Collected data
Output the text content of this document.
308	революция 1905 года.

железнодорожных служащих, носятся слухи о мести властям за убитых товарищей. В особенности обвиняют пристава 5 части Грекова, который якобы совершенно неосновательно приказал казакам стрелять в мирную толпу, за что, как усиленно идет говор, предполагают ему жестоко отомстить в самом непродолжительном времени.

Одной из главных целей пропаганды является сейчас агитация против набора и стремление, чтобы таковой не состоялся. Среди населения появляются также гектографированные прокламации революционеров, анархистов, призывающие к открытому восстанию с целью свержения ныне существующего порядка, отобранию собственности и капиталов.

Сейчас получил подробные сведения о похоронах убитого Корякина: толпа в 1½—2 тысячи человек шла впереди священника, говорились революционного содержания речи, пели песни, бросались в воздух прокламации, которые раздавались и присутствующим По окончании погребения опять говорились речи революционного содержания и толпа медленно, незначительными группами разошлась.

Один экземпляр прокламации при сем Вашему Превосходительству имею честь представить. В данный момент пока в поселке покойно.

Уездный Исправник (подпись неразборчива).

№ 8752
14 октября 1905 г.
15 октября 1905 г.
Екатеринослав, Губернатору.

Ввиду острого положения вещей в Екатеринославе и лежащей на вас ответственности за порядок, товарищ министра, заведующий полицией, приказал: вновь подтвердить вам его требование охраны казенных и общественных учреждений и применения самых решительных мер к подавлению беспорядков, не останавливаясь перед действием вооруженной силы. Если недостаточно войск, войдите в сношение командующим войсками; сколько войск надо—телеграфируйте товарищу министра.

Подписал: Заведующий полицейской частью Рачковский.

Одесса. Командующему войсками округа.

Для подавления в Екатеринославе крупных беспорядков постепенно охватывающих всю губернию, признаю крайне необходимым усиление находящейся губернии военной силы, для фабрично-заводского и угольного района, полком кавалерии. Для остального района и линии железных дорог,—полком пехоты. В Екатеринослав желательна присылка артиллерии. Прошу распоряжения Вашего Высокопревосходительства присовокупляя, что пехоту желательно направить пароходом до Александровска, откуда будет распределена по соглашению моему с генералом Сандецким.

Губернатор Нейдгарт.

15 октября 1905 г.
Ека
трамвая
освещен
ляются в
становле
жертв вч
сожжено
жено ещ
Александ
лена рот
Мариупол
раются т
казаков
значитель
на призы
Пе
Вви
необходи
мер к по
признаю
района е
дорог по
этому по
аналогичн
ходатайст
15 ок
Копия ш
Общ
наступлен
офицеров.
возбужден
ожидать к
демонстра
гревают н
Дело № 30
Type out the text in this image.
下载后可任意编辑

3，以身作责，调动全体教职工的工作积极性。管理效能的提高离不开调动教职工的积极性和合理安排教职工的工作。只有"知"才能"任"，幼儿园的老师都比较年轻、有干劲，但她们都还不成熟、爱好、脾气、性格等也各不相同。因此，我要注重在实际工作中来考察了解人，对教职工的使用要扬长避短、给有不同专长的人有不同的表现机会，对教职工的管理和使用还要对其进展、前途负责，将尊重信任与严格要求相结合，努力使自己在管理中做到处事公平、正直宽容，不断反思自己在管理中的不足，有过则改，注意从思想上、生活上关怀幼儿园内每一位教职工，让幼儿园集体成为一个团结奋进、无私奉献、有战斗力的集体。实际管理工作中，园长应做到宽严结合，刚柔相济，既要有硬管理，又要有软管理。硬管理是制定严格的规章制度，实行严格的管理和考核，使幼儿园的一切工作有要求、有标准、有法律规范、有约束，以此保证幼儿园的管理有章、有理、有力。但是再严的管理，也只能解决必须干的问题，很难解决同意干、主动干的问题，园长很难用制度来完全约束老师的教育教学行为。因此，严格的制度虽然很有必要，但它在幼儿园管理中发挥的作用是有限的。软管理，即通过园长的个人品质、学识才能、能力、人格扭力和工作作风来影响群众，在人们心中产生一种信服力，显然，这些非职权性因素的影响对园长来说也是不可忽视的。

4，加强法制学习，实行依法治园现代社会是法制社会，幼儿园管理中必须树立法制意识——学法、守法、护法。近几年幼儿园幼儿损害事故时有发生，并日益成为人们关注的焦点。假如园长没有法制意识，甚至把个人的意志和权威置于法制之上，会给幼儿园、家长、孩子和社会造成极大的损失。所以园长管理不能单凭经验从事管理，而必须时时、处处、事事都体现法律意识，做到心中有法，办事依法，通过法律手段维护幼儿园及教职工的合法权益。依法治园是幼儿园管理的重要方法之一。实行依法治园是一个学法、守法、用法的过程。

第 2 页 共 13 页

→ **Exercise instructions**
The records are above. How many lines in them contain the word "дорог"? Give the number alone.

→ **Task response**
2